■ **Task brief**
Write out the records below once more, exactly as they stand.

■ **Data for processing**
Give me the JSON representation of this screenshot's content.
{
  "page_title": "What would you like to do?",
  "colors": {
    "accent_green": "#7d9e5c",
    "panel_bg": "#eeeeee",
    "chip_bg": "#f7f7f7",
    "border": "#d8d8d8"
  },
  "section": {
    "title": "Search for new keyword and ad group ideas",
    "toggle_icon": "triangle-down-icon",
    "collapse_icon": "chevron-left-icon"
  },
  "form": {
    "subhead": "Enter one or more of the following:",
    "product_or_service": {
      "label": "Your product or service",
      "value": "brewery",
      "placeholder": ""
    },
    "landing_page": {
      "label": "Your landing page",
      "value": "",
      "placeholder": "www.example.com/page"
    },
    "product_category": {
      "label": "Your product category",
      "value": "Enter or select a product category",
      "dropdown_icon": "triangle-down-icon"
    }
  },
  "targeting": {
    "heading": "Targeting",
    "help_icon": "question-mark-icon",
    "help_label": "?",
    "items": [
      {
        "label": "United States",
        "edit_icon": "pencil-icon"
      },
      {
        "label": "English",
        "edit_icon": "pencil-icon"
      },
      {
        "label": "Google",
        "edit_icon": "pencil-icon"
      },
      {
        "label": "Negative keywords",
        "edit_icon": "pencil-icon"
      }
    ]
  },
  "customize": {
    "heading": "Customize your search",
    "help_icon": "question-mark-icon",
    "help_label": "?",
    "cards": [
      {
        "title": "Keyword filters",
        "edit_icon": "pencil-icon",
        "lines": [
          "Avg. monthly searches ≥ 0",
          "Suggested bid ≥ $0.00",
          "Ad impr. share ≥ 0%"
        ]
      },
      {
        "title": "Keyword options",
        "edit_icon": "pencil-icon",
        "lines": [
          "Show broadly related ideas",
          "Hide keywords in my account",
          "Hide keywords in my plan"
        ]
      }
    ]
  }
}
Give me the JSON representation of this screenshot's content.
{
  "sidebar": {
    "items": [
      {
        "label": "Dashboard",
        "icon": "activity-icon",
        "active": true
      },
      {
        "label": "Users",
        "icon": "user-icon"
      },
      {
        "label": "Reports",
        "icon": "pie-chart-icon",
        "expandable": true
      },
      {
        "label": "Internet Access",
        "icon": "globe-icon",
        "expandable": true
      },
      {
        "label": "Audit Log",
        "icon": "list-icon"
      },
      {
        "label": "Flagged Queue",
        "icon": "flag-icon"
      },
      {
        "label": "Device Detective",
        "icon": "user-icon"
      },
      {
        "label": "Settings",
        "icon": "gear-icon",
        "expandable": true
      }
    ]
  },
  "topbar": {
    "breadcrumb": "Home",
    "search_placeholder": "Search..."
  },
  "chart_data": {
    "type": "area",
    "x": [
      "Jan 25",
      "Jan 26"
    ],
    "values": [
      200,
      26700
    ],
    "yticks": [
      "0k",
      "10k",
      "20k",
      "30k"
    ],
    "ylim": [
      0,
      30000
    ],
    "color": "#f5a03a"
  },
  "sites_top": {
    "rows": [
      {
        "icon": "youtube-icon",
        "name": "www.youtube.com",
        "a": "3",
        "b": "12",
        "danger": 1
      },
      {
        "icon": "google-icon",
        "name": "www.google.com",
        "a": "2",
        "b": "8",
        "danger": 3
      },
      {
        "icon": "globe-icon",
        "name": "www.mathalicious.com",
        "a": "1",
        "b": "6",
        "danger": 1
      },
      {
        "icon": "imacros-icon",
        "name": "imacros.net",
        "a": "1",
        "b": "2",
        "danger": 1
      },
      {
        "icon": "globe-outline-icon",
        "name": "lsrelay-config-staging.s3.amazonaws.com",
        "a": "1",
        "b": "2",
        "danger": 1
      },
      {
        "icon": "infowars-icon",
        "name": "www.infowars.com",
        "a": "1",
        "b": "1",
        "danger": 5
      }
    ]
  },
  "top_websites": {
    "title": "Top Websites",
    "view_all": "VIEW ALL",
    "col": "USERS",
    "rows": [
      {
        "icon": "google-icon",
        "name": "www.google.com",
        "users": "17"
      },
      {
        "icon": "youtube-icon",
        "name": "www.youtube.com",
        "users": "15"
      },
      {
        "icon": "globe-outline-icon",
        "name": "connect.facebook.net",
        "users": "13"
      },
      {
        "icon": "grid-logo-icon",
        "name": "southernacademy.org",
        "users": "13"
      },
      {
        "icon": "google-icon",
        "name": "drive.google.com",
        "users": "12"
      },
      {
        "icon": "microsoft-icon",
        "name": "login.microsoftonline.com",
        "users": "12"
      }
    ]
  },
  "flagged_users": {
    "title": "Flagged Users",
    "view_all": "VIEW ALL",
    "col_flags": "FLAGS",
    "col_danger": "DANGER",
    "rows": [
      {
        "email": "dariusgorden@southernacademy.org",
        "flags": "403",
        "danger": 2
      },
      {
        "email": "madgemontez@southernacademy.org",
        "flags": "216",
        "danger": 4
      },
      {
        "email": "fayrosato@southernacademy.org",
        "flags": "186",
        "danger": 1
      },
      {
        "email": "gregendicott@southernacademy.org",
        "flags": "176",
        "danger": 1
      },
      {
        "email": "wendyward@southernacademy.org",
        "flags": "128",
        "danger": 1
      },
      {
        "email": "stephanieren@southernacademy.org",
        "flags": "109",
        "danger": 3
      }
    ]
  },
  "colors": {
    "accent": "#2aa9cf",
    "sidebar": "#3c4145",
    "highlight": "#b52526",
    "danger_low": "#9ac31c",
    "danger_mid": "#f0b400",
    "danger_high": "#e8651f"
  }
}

■ **The result**
Give me the JSON representation of this screenshot's content.
{
  "page_title": "What would you like to do?",
  "colors": {
    "accent_green": "#7d9e5c",
    "panel_bg": "#eeeeee",
    "chip_bg": "#f7f7f7",
    "border": "#d8d8d8"
  },
  "section": {
    "title": "Search for new keyword and ad group ideas",
    "toggle_icon": "triangle-down-icon",
    "collapse_icon": "chevron-left-icon"
  },
  "form": {
    "subhead": "Enter one or more of the following:",
    "product_or_service": {
      "label": "Your product or service",
      "value": "brewery",
      "placeholder": ""
    },
    "landing_page": {
      "label": "Your landing page",
      "value": "",
      "placeholder": "www.example.com/page"
    },
    "product_category": {
      "label": "Your product category",
      "value": "Enter or select a product category",
      "dropdown_icon": "triangle-down-icon"
    }
  },
  "targeting": {
    "heading": "Targeting",
    "help_icon": "question-mark-icon",
    "help_label": "?",
    "items": [
      {
        "label": "United States",
        "edit_icon": "pencil-icon"
      },
      {
        "label": "English",
        "edit_icon": "pencil-icon"
      },
      {
        "label": "Google",
        "edit_icon": "pencil-icon"
      },
      {
        "label": "Negative keywords",
        "edit_icon": "pencil-icon"
      }
    ]
  },
  "customize": {
    "heading": "Customize your search",
    "help_icon": "question-mark-icon",
    "help_label": "?",
    "cards": [
      {
        "title": "Keyword filters",
        "edit_icon": "pencil-icon",
        "lines": [
          "Avg. monthly searches ≥ 0",
          "Suggested bid ≥ $0.00",
          "Ad impr. share ≥ 0%"
        ]
      },
      {
        "title": "Keyword options",
        "edit_icon": "pencil-icon",
        "lines": [
          "Show broadly related ideas",
          "Hide keywords in my account",
          "Hide keywords in my plan"
        ]
      }
    ]
  }
}
Give me the JSON representation of this screenshot's content.
{
  "sidebar": {
    "items": [
      {
        "label": "Dashboard",
        "icon": "activity-icon",
        "active": true
      },
      {
        "label": "Users",
        "icon": "user-icon"
      },
      {
        "label": "Reports",
        "icon": "pie-chart-icon",
        "expandable": true
      },
      {
        "label": "Internet Access",
        "icon": "globe-icon",
        "expandable": true
      },
      {
        "label": "Audit Log",
        "icon": "list-icon"
      },
      {
        "label": "Flagged Queue",
        "icon": "flag-icon"
      },
      {
        "label": "Device Detective",
        "icon": "user-icon"
      },
      {
        "label": "Settings",
        "icon": "gear-icon",
        "expandable": true
      }
    ]
  },
  "topbar": {
    "breadcrumb": "Home",
    "search_placeholder": "Search..."
  },
  "chart_data": {
    "type": "area",
    "x": [
      "Jan 25",
      "Jan 26"
    ],
    "values": [
      200,
      26700
    ],
    "yticks": [
      "0k",
      "10k",
      "20k",
      "30k"
    ],
    "ylim": [
      0,
      30000
    ],
    "color": "#f5a03a"
  },
  "sites_top": {
    "rows": [
      {
        "icon": "youtube-icon",
        "name": "www.youtube.com",
        "a": "3",
        "b": "12",
        "danger": 1
      },
      {
        "icon": "google-icon",
        "name": "www.google.com",
        "a": "2",
        "b": "8",
        "danger": 3
      },
      {
        "icon": "globe-icon",
        "name": "www.mathalicious.com",
        "a": "1",
        "b": "6",
        "danger": 1
      },
      {
        "icon": "imacros-icon",
        "name": "imacros.net",
        "a": "1",
        "b": "2",
        "danger": 1
      },
      {
        "icon": "globe-outline-icon",
        "name": "lsrelay-config-staging.s3.amazonaws.com",
        "a": "1",
        "b": "2",
        "danger": 1
      },
      {
        "icon": "infowars-icon",
        "name": "www.infowars.com",
        "a": "1",
        "b": "1",
        "danger": 5
      }
    ]
  },
  "top_websites": {
    "title": "Top Websites",
    "view_all": "VIEW ALL",
    "col": "USERS",
    "rows": [
      {
        "icon": "google-icon",
        "name": "www.google.com",
        "users": "17"
      },
      {
        "icon": "youtube-icon",
        "name": "www.youtube.com",
        "users": "15"
      },
      {
        "icon": "globe-outline-icon",
        "name": "connect.facebook.net",
        "users": "13"
      },
      {
        "icon": "grid-logo-icon",
        "name": "southernacademy.org",
        "users": "13"
      },
      {
        "icon": "google-icon",
        "name": "drive.google.com",
        "users": "12"
      },
      {
        "icon": "microsoft-icon",
        "name": "login.microsoftonline.com",
        "users": "12"
      }
    ]
  },
  "flagged_users": {
    "title": "Flagged Users",
    "view_all": "VIEW ALL",
    "col_flags": "FLAGS",
    "col_danger": "DANGER",
    "rows": [
      {
        "email": "dariusgorden@southernacademy.org",
        "flags": "403",
        "danger": 2
      },
      {
        "email": "madgemontez@southernacademy.org",
        "flags": "216",
        "danger": 4
      },
      {
        "email": "fayrosato@southernacademy.org",
        "flags": "186",
        "danger": 1
      },
      {
        "email": "gregendicott@southernacademy.org",
        "flags": "176",
        "danger": 1
      },
      {
        "email": "wendyward@southernacademy.org",
        "flags": "128",
        "danger": 1
      },
      {
        "email": "stephanieren@southernacademy.org",
        "flags": "109",
        "danger": 3
      }
    ]
  },
  "colors": {
    "accent": "#2aa9cf",
    "sidebar": "#3c4145",
    "highlight": "#b52526",
    "danger_low": "#9ac31c",
    "danger_mid": "#f0b400",
    "danger_high": "#e8651f"
  }
}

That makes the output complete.